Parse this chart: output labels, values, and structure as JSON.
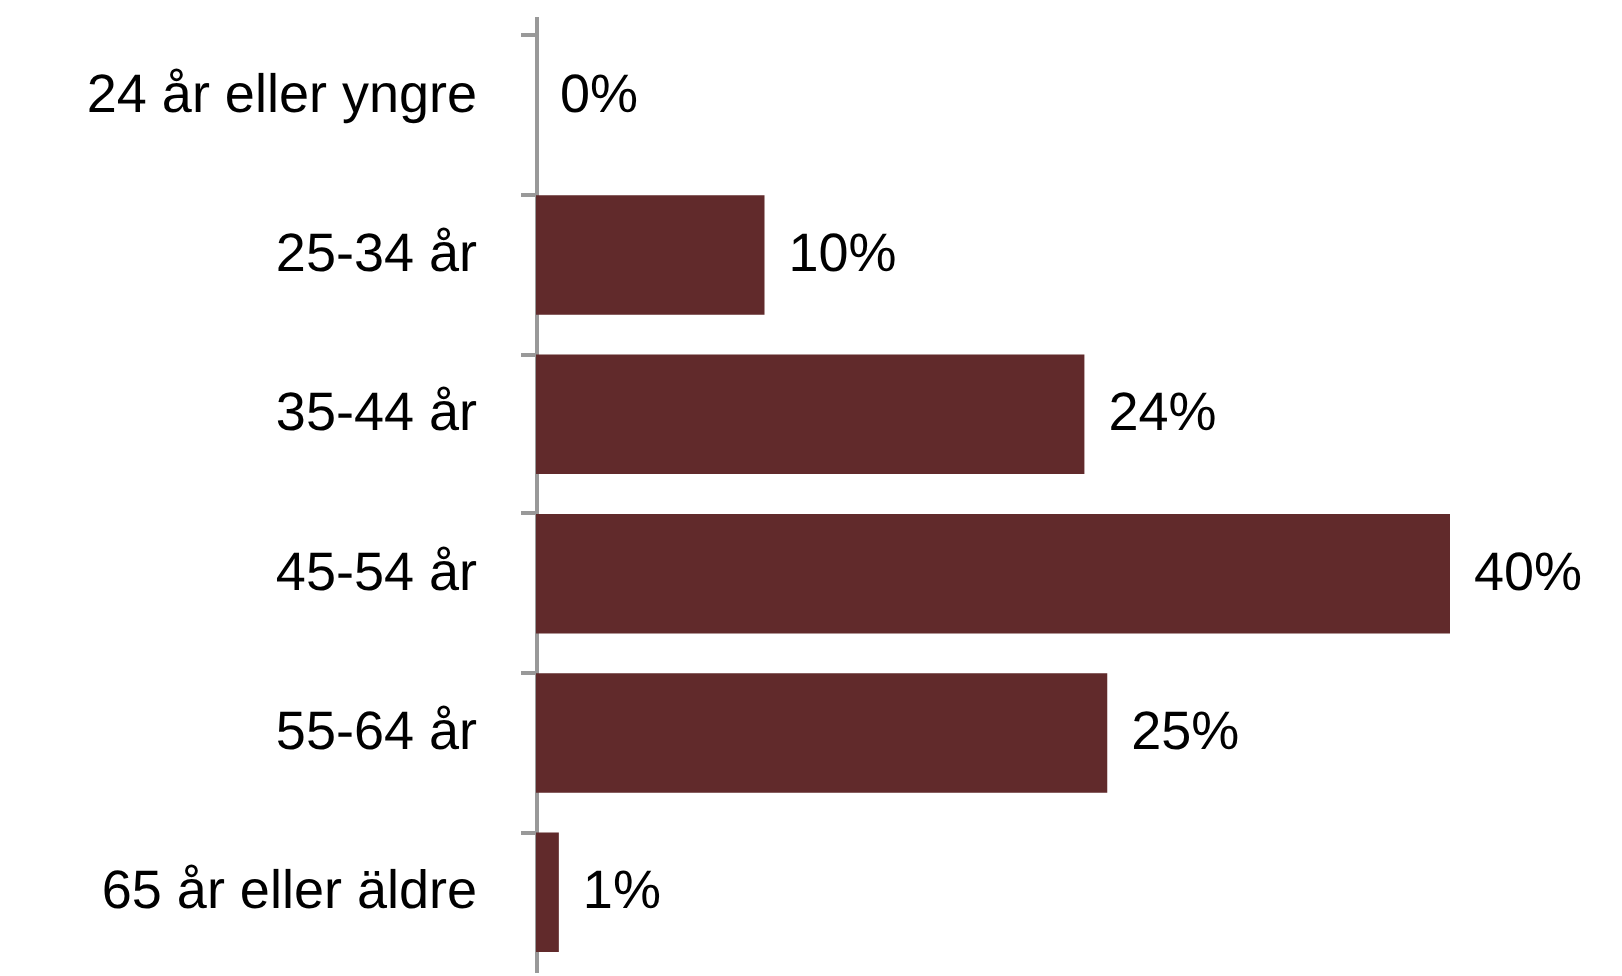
{
  "chart_data": {
    "type": "bar",
    "orientation": "horizontal",
    "categories": [
      "24 år eller yngre",
      "25-34 år",
      "35-44 år",
      "45-54 år",
      "55-64 år",
      "65 år eller äldre"
    ],
    "values": [
      0,
      10,
      24,
      40,
      25,
      1
    ],
    "value_labels": [
      "0%",
      "10%",
      "24%",
      "40%",
      "25%",
      "1%"
    ],
    "color": "#612a2b"
  }
}
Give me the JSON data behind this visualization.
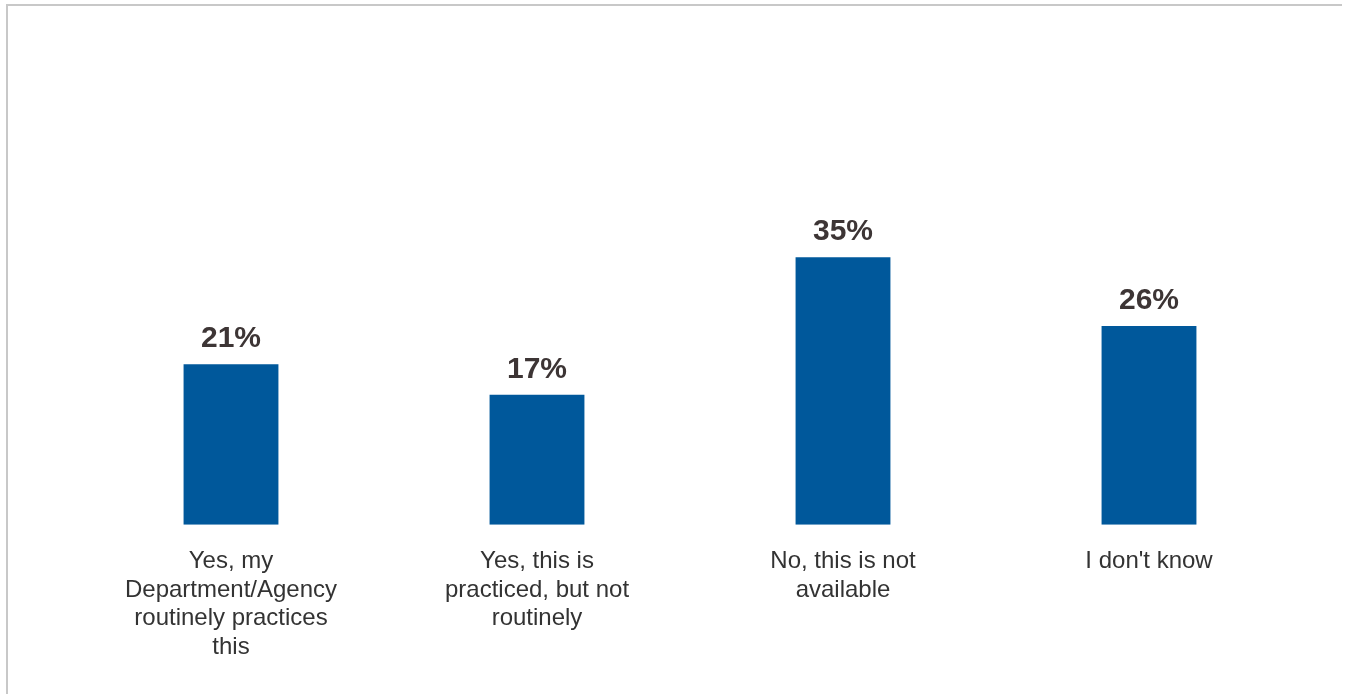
{
  "chart_data": {
    "type": "bar",
    "categories": [
      "Yes, my Department/Agency routinely practices this",
      "Yes, this is practiced, but not routinely",
      "No, this is not available",
      "I don't know"
    ],
    "values": [
      21,
      17,
      35,
      26
    ],
    "value_labels": [
      "21%",
      "17%",
      "35%",
      "26%"
    ],
    "color": "#00589b",
    "grid": false,
    "legend": false
  }
}
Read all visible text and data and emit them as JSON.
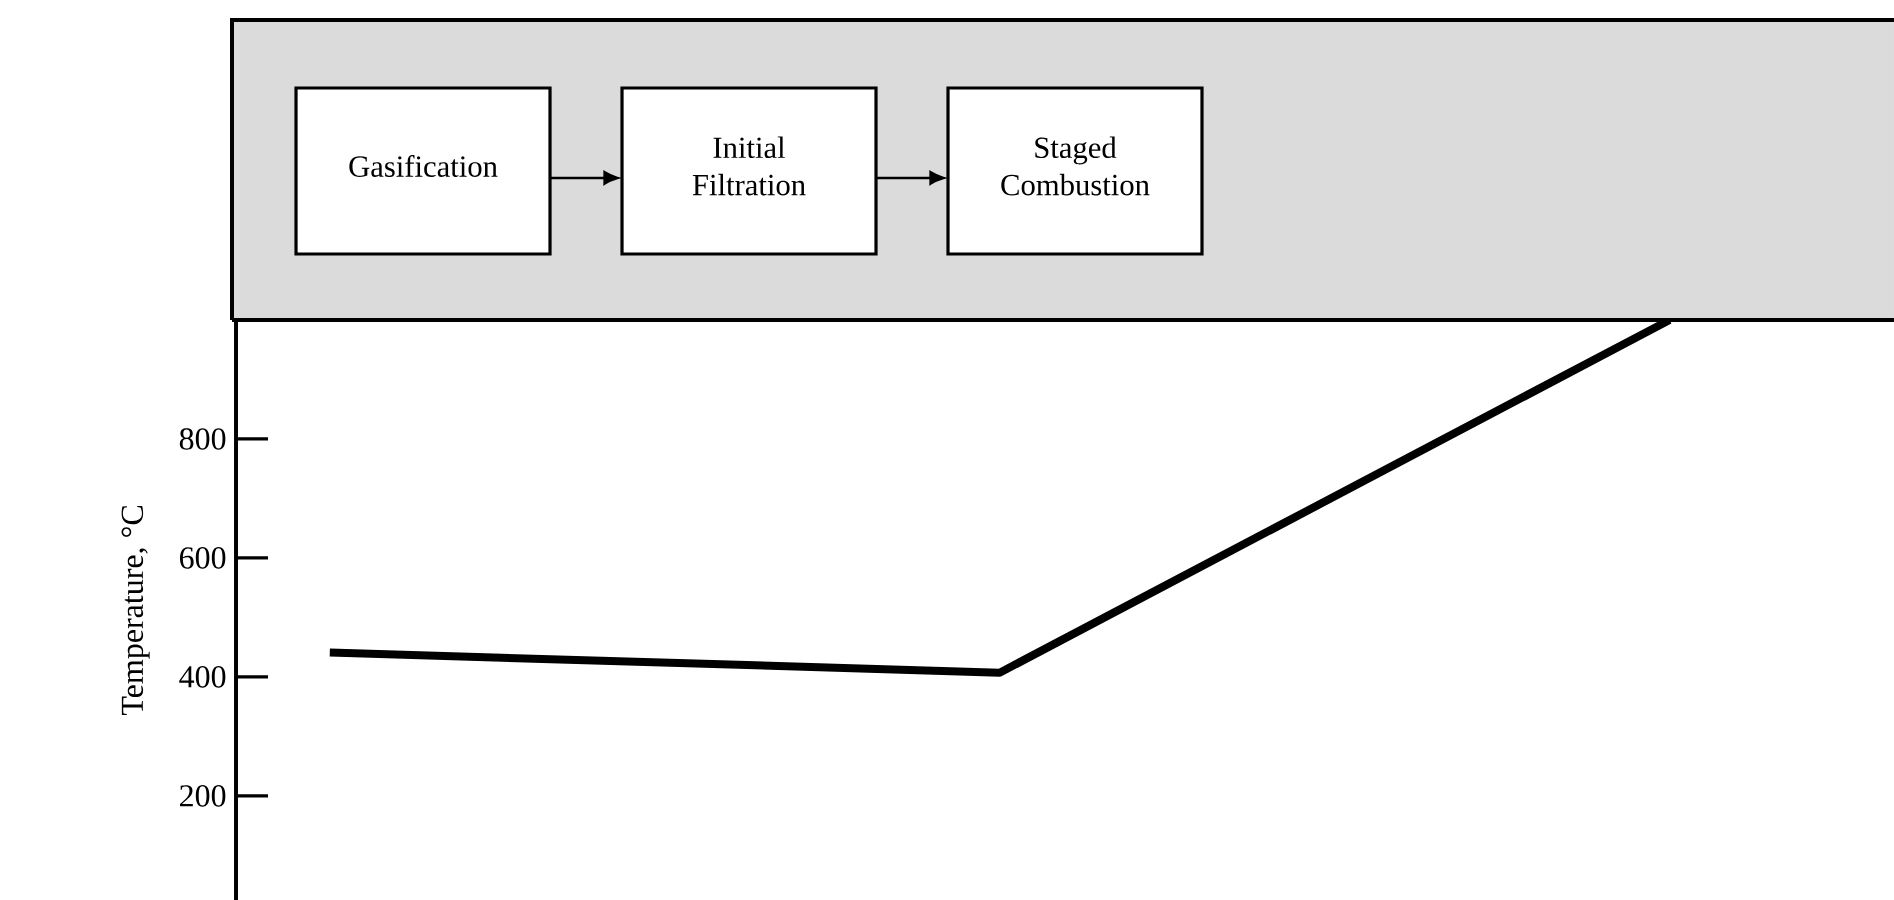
{
  "chart_data": {
    "type": "line",
    "ylabel": "Temperature, °C",
    "categories": [
      null,
      null,
      null
    ],
    "values": [
      441,
      407,
      1000
    ],
    "color": "#000000",
    "line_style": "solid",
    "ylim": [
      25,
      1000
    ],
    "yticks": [
      200,
      400,
      600,
      800
    ],
    "tick_labels": "y",
    "annotations": [
      "Gasification",
      "Initial Filtration",
      "Staged Combustion"
    ]
  }
}
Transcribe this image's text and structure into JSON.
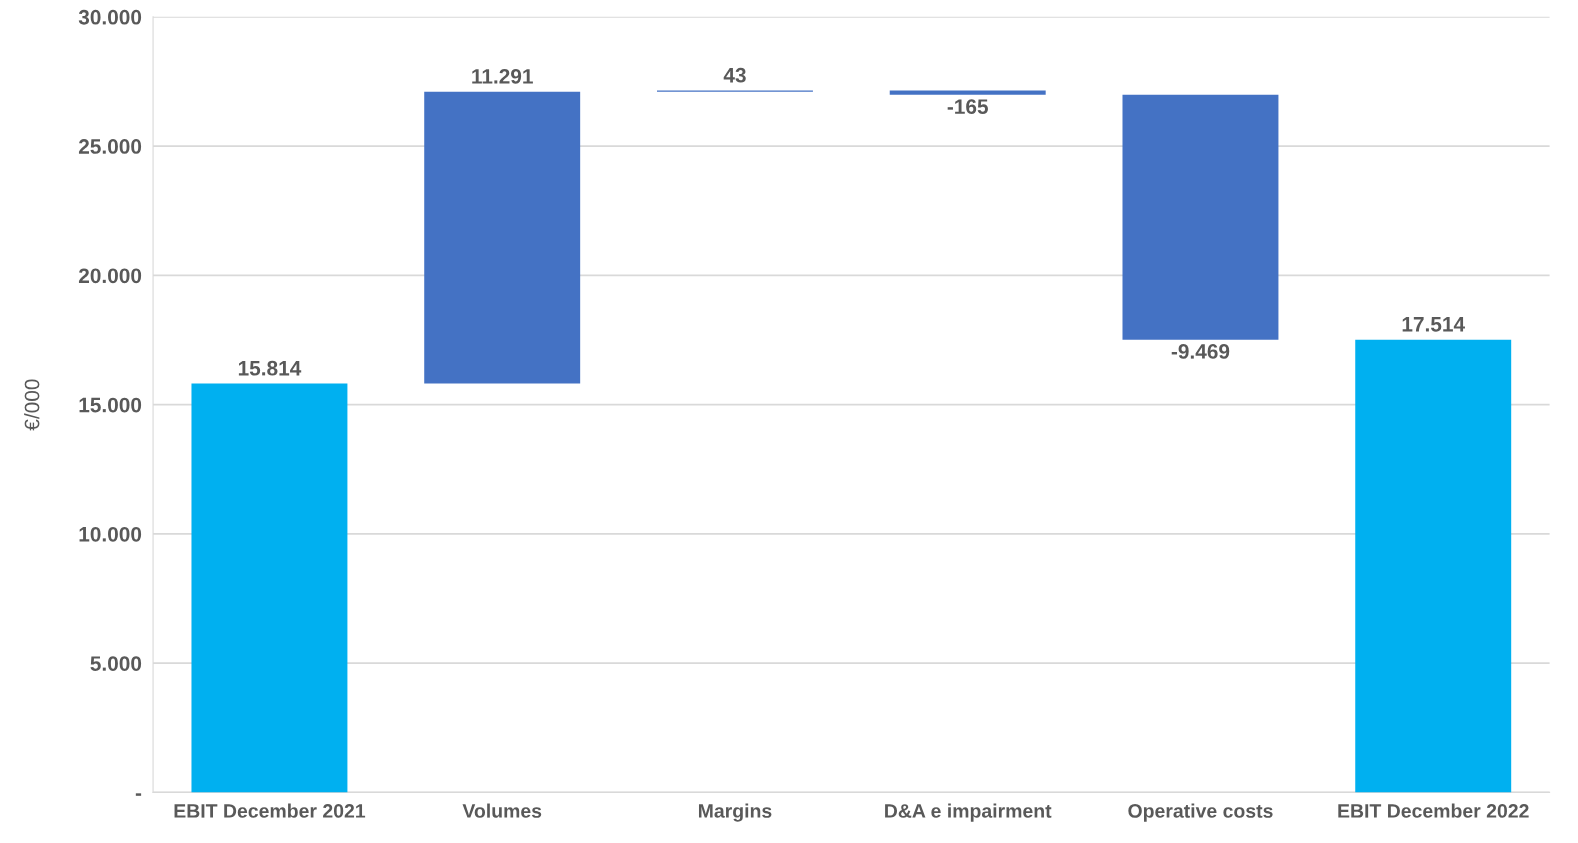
{
  "chart_data": {
    "type": "bar",
    "ylabel": "€/000",
    "categories": [
      "EBIT December 2021",
      "Volumes",
      "Margins",
      "D&A e impairment",
      "Operative costs",
      "EBIT December 2022"
    ],
    "values": [
      15814,
      11291,
      43,
      -165,
      -9469,
      17514
    ],
    "base": [
      0,
      15814,
      27105,
      27148,
      26983,
      0
    ],
    "colors": [
      "#00b0f0",
      "#4472c4",
      "#4472c4",
      "#4472c4",
      "#4472c4",
      "#00b0f0"
    ],
    "value_labels": [
      "15.814",
      "11.291",
      "43",
      "-165",
      "-9.469",
      "17.514"
    ],
    "ylim": [
      0,
      30000
    ],
    "yticks": [
      {
        "value": 0,
        "label": "-"
      },
      {
        "value": 5000,
        "label": "5.000"
      },
      {
        "value": 10000,
        "label": "10.000"
      },
      {
        "value": 15000,
        "label": "15.000"
      },
      {
        "value": 20000,
        "label": "20.000"
      },
      {
        "value": 25000,
        "label": "25.000"
      },
      {
        "value": 30000,
        "label": "30.000"
      }
    ],
    "grid": "y",
    "legend": false
  }
}
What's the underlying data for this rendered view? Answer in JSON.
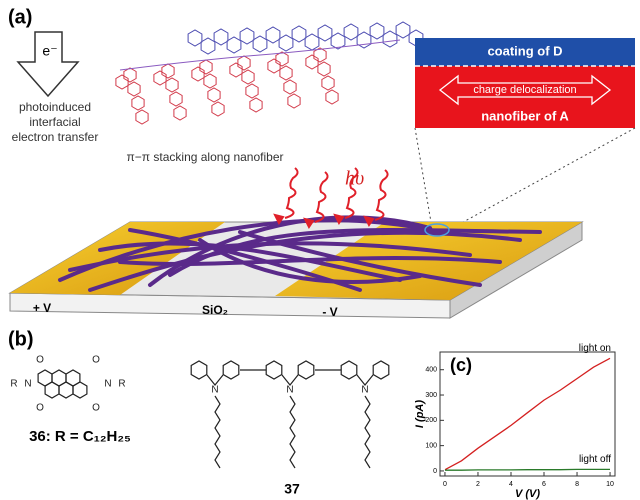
{
  "panel_a": {
    "label": "(a)",
    "electron": "e⁻",
    "transfer_caption": [
      "photoinduced",
      "interfacial",
      "electron transfer"
    ],
    "stacking_caption": "π−π stacking along nanofiber",
    "light": "hυ",
    "coating": "coating of D",
    "delocalization": "charge delocalization",
    "nanofiber": "nanofiber of A",
    "electrodes": {
      "positive": "+ V",
      "substrate": "SiO₂",
      "negative": "- V"
    }
  },
  "panel_b": {
    "label": "(b)",
    "r_group": "R",
    "nitrogen": "N",
    "oxygen": "O",
    "compound_36": "36: R = C₁₂H₂₅",
    "compound_37": "37"
  },
  "chart_data": {
    "type": "line",
    "label": "(c)",
    "x_label": "V (V)",
    "y_label": "I (pA)",
    "x": [
      0,
      1,
      2,
      3,
      4,
      5,
      6,
      7,
      8,
      9,
      10
    ],
    "series": [
      {
        "name": "light on",
        "color": "#d42020",
        "values": [
          5,
          40,
          90,
          135,
          180,
          230,
          280,
          320,
          365,
          410,
          445
        ]
      },
      {
        "name": "light off",
        "color": "#2a7a2a",
        "values": [
          3,
          3,
          4,
          4,
          4,
          5,
          5,
          5,
          6,
          6,
          6
        ]
      }
    ],
    "xlim": [
      -0.3,
      10.3
    ],
    "ylim": [
      -20,
      470
    ],
    "xticks": [
      0,
      2,
      4,
      6,
      8,
      10
    ],
    "yticks": [
      0,
      100,
      200,
      300,
      400
    ]
  }
}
● ● ● ● ● ● ●
Count the lines in the records above that contain the word "December", and give only that number.

2